**WHAT YOU ARE ASKED TO DO:**
Pick every line with "Occlusion" from the material below.

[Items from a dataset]
^^^^

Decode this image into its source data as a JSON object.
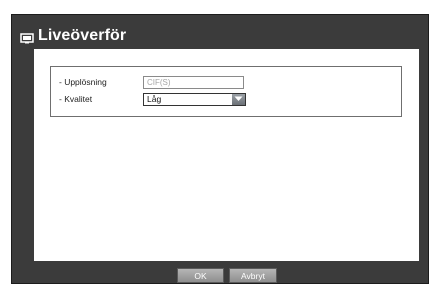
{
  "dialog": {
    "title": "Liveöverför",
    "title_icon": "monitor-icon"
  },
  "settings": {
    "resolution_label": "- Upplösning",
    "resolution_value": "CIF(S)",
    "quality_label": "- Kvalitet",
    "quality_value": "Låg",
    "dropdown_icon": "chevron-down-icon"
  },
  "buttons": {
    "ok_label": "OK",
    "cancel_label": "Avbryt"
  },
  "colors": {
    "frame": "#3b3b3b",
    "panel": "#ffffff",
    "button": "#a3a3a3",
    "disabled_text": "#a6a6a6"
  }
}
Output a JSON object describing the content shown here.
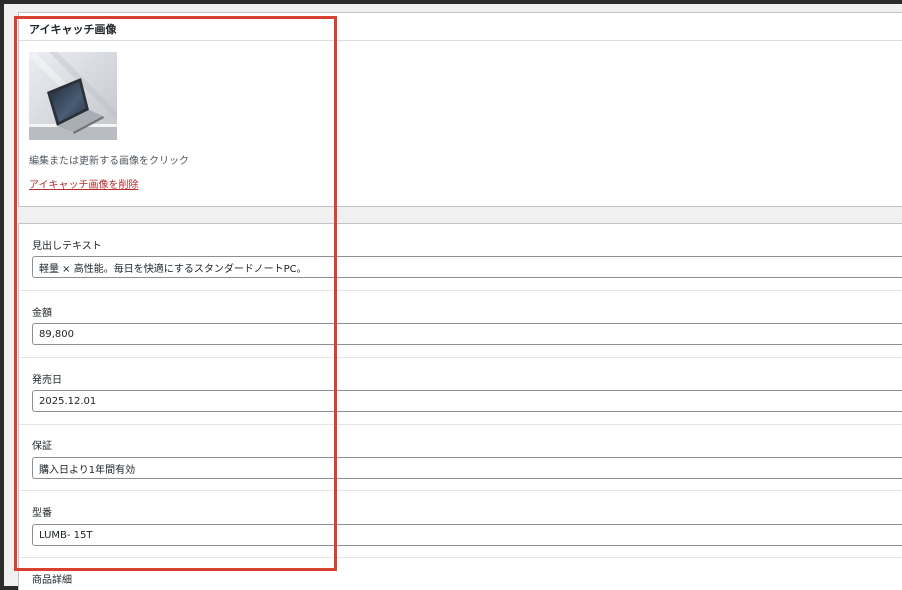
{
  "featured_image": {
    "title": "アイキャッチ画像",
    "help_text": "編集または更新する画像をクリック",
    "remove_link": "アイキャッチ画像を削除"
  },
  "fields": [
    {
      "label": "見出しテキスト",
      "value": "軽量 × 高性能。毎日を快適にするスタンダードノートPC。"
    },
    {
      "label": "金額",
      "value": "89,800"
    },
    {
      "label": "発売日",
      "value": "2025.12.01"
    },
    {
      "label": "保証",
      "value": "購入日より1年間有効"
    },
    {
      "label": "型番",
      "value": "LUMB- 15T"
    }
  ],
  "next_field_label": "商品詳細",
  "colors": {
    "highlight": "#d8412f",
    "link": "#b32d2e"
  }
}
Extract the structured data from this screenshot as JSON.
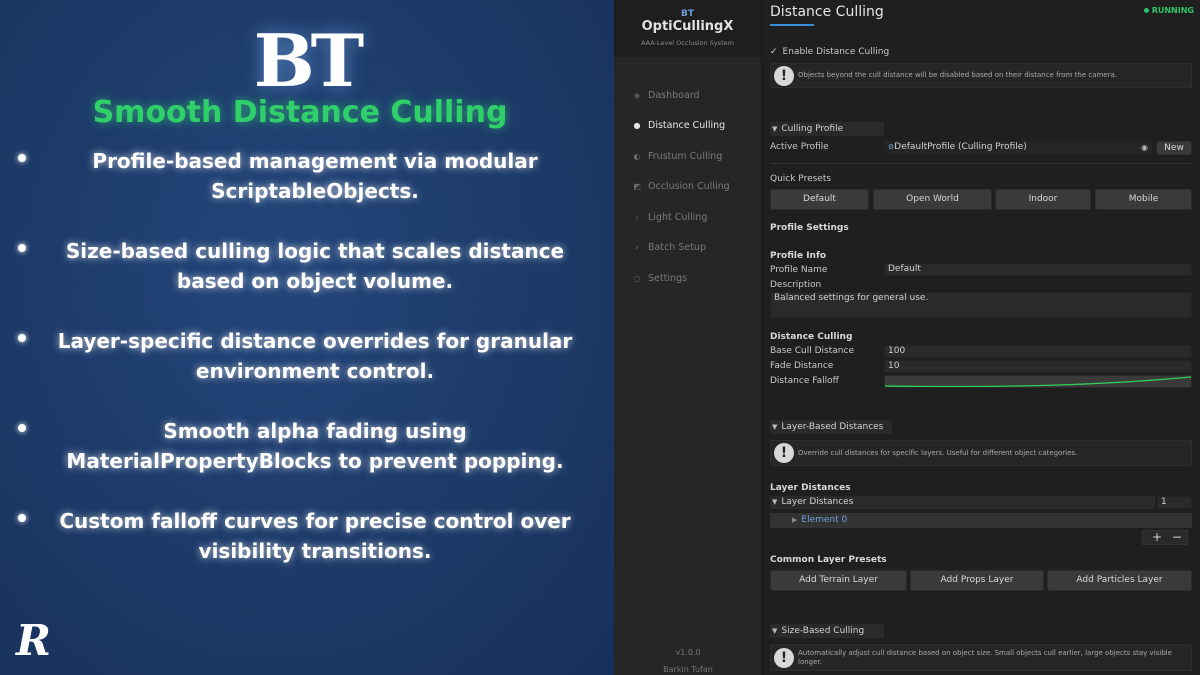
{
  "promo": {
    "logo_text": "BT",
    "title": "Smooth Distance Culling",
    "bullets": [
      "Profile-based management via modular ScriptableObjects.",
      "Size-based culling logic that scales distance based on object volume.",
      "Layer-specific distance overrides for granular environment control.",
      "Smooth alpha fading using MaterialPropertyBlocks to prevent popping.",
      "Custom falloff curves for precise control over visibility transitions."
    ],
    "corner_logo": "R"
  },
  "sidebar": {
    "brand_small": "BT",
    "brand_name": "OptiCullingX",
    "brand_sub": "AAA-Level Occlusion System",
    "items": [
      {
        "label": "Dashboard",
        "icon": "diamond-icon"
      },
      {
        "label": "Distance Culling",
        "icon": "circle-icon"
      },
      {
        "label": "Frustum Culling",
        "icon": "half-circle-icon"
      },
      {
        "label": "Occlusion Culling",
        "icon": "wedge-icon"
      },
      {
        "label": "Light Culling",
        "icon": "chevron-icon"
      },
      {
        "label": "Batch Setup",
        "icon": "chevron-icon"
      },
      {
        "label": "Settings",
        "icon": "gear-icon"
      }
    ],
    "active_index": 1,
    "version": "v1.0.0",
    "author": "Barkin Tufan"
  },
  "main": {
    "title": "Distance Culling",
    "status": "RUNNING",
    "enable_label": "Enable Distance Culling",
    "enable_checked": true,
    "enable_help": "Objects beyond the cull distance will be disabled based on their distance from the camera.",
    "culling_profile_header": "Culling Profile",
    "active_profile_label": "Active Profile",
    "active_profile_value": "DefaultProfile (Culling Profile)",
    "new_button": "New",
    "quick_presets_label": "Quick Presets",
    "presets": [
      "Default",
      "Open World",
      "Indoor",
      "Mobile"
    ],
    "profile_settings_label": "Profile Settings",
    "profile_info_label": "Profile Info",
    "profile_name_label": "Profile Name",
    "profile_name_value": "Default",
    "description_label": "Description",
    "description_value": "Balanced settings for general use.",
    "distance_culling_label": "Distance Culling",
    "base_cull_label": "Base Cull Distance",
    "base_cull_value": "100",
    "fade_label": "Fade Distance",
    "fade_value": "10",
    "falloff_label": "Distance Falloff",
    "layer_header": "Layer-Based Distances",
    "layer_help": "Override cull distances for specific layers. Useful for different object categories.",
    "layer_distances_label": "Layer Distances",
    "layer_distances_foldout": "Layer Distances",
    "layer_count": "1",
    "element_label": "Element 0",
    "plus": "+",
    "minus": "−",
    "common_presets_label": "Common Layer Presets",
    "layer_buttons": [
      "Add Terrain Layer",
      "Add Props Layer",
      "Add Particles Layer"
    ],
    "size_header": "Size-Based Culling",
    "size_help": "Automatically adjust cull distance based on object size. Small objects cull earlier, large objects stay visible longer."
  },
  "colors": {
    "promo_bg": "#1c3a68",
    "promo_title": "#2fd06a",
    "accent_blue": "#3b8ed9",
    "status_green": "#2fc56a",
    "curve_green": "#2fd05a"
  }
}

^^^^

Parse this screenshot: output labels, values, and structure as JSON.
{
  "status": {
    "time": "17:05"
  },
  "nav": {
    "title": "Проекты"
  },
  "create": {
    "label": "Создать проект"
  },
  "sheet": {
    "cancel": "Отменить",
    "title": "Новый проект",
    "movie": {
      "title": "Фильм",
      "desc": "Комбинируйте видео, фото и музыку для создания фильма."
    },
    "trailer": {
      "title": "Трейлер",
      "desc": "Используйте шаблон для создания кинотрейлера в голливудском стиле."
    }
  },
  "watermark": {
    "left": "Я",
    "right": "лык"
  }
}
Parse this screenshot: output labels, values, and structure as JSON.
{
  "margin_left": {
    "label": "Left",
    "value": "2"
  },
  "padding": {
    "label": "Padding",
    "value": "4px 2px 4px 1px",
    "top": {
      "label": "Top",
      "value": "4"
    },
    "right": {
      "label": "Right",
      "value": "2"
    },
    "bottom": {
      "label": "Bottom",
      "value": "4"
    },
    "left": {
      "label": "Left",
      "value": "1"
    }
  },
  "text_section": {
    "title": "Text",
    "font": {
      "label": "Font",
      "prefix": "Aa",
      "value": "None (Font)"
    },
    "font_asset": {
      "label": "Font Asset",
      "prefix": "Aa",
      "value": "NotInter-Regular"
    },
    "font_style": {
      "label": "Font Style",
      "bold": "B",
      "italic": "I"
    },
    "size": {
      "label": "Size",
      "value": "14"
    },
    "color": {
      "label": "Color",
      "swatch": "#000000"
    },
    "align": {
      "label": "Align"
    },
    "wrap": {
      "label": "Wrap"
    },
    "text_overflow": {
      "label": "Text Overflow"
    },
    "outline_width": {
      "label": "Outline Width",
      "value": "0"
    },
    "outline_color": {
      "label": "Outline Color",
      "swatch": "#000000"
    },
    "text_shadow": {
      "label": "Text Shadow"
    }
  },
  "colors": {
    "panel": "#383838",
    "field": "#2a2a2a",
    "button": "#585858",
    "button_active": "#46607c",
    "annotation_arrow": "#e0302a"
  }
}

^^^^

**COMPLETE RESPONSE:**
    "brand_sub": "AAA-Level Occlusion System",
        "label": "Occlusion Culling",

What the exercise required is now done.